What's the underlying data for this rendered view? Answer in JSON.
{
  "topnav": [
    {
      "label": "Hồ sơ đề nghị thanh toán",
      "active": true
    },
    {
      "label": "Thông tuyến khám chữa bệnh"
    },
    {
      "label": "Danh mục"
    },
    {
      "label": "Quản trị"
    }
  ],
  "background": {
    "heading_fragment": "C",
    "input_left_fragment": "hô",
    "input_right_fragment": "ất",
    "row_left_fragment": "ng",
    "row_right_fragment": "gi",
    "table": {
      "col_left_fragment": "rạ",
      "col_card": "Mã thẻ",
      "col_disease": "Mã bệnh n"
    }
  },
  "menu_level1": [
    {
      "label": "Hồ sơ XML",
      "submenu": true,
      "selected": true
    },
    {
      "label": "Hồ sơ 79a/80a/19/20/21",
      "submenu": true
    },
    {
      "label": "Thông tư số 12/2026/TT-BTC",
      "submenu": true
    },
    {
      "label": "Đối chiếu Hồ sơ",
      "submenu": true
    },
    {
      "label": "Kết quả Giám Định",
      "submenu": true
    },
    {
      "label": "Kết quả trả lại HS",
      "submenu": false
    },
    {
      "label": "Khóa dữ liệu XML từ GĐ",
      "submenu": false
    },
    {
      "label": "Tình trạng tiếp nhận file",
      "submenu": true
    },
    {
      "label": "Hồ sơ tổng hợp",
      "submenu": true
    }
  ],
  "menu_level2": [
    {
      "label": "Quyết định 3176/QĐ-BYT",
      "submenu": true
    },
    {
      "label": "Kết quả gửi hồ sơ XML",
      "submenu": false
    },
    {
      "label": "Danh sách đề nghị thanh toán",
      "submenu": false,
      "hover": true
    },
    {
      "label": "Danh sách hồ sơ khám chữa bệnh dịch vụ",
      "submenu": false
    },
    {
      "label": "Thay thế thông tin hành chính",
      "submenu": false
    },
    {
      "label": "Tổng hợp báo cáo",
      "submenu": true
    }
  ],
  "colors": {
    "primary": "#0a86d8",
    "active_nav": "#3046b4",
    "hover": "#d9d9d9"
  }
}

| What you are asked to do |
From the data above, copy each line that holds "thanh".

| Response to this task |
      "label": "Hồ sơ đề nghị thanh toán",
      "label": "Danh sách đề nghị thanh toán",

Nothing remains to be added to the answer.